Dataset records:
★ ★ ★

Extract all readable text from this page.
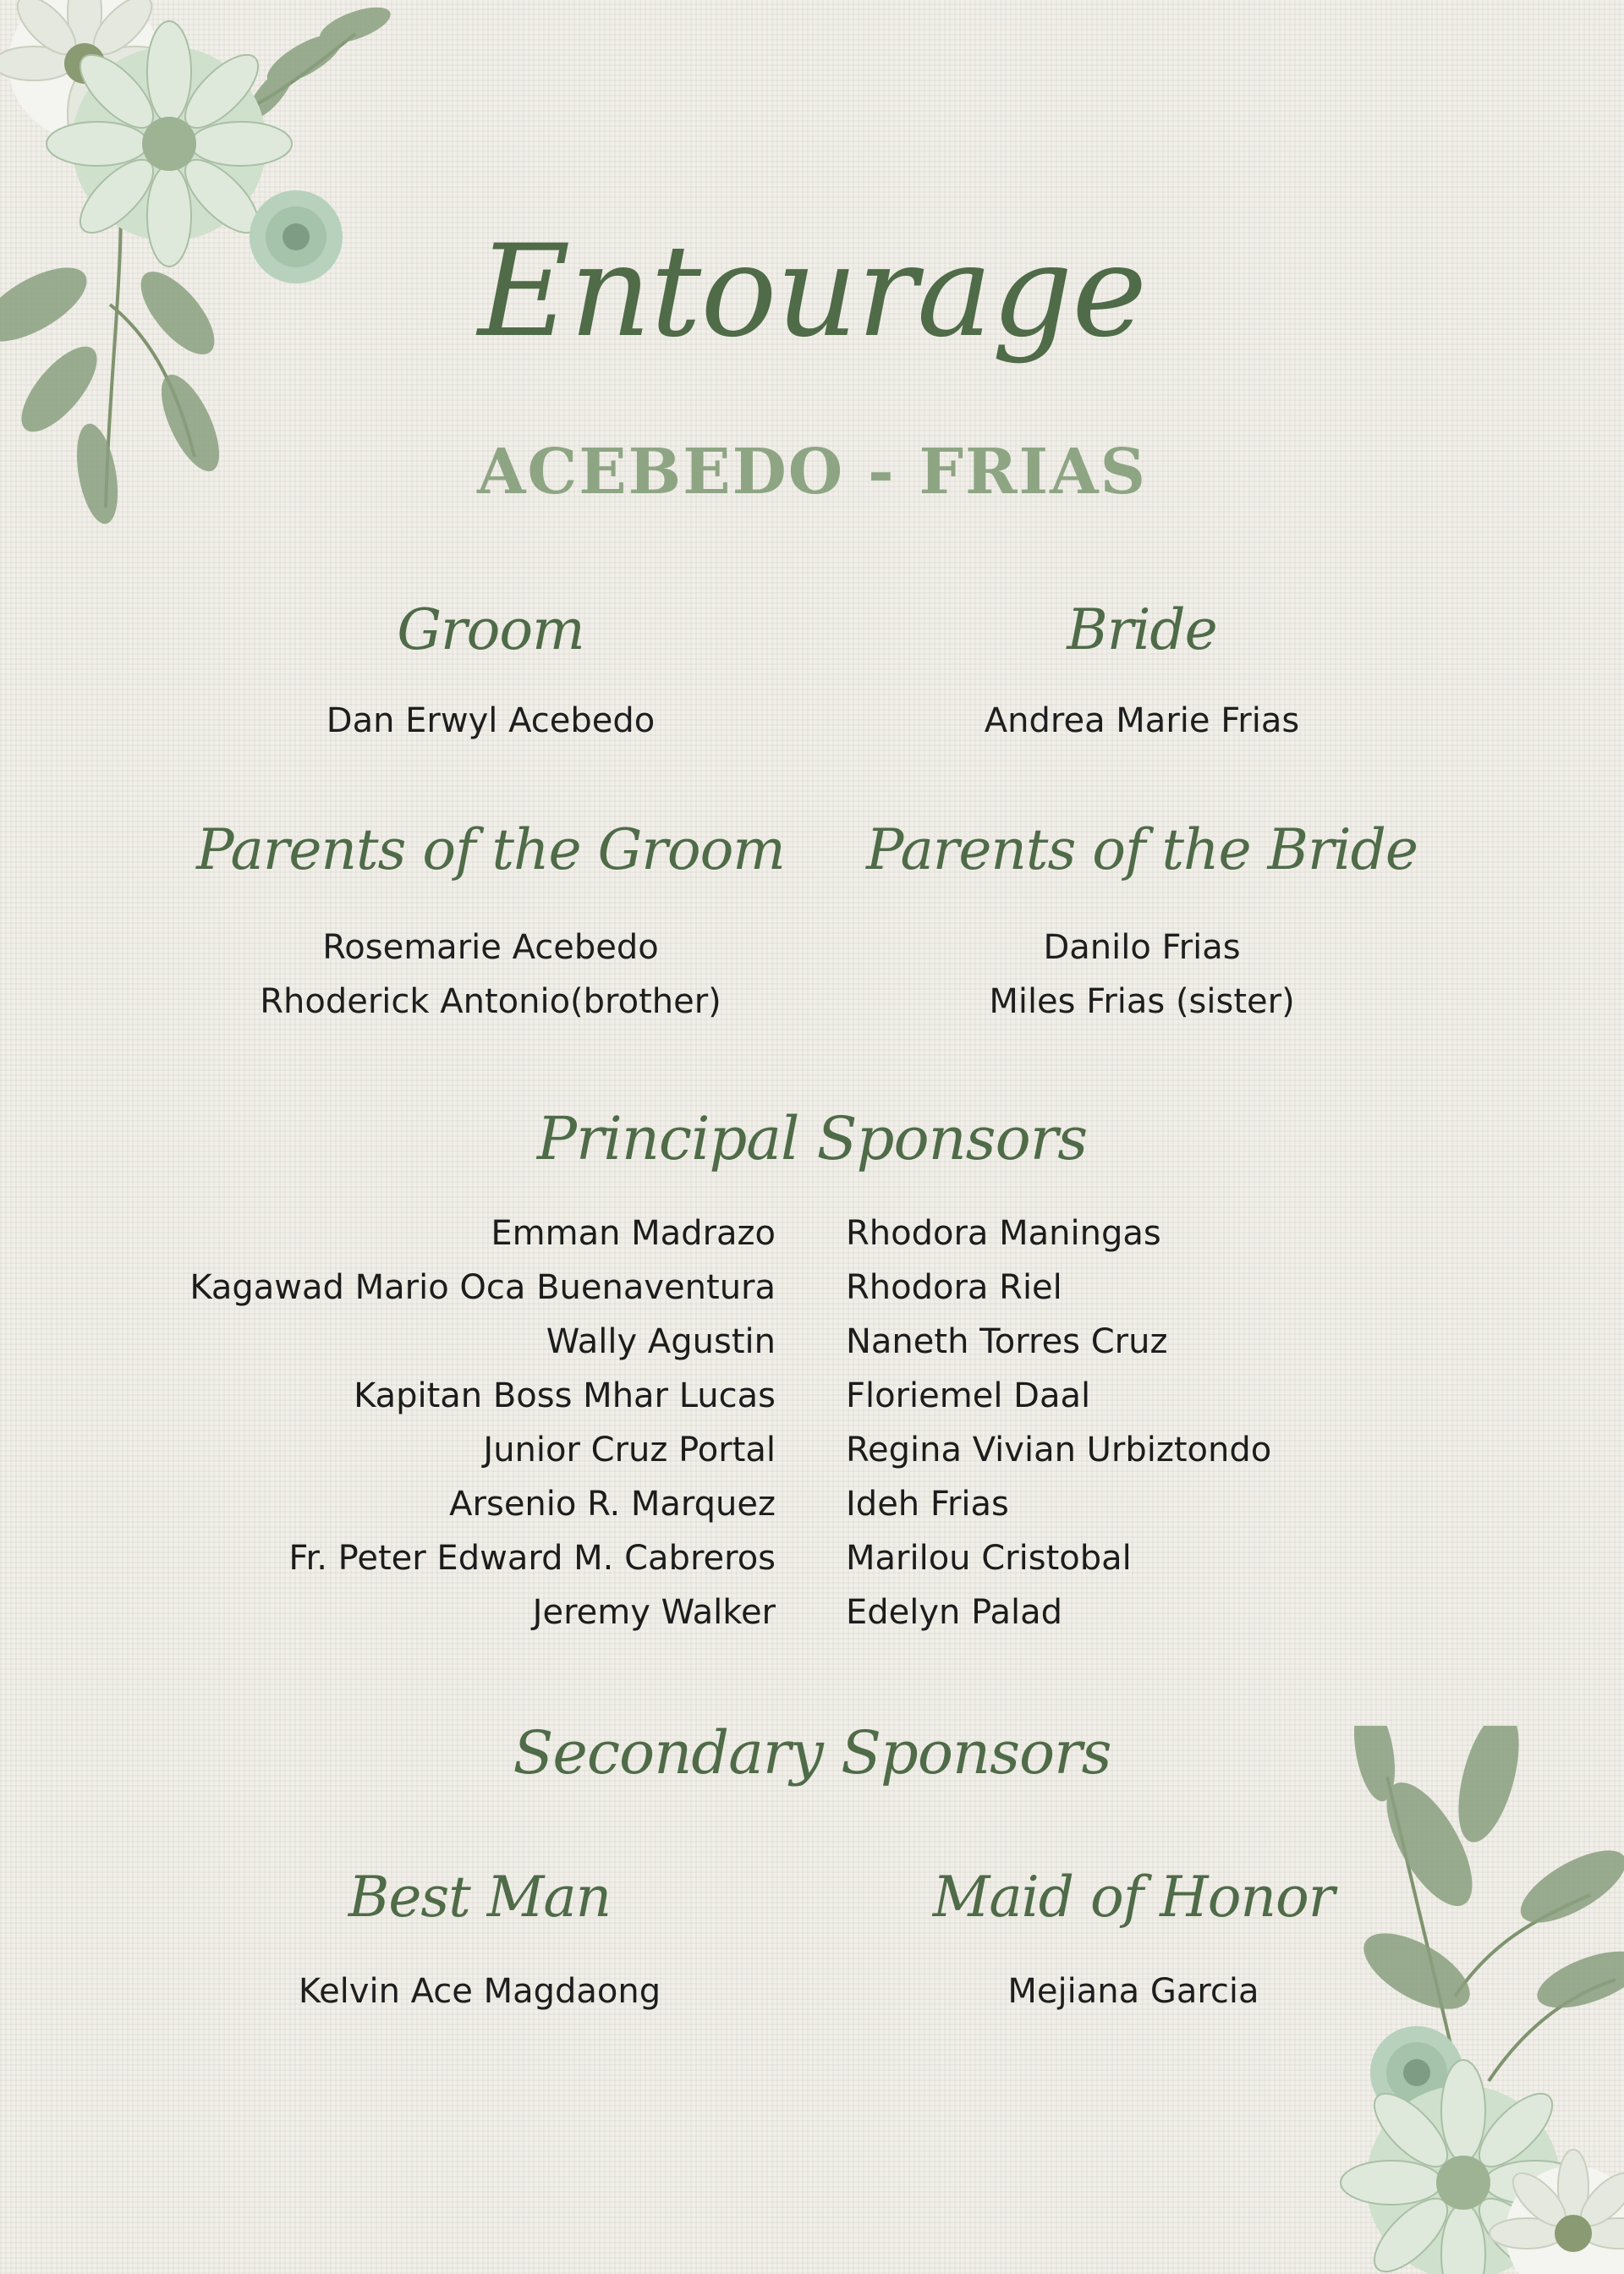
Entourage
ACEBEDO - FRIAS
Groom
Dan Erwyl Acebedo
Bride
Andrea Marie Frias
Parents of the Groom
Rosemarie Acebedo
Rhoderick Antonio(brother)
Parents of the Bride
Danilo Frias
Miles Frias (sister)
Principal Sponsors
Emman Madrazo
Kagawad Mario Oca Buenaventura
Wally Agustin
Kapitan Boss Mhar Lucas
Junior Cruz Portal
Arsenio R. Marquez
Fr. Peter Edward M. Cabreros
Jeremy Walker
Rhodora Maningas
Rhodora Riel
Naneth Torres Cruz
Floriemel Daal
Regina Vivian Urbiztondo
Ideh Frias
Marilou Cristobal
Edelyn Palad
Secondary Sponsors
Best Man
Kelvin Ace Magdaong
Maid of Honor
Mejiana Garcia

★ ★ ★

Write out each entry exactly as given, but skip the pictures.

TASK SOLUTION:
Extract all readable text from this page.
Entourage
ACEBEDO - FRIAS
Groom
Dan Erwyl Acebedo
Bride
Andrea Marie Frias
Parents of the Groom
Rosemarie Acebedo
Rhoderick Antonio(brother)
Parents of the Bride
Danilo Frias
Miles Frias (sister)
Principal Sponsors
Emman Madrazo
Kagawad Mario Oca Buenaventura
Wally Agustin
Kapitan Boss Mhar Lucas
Junior Cruz Portal
Arsenio R. Marquez
Fr. Peter Edward M. Cabreros
Jeremy Walker
Rhodora Maningas
Rhodora Riel
Naneth Torres Cruz
Floriemel Daal
Regina Vivian Urbiztondo
Ideh Frias
Marilou Cristobal
Edelyn Palad
Secondary Sponsors
Best Man
Kelvin Ace Magdaong
Maid of Honor
Mejiana Garcia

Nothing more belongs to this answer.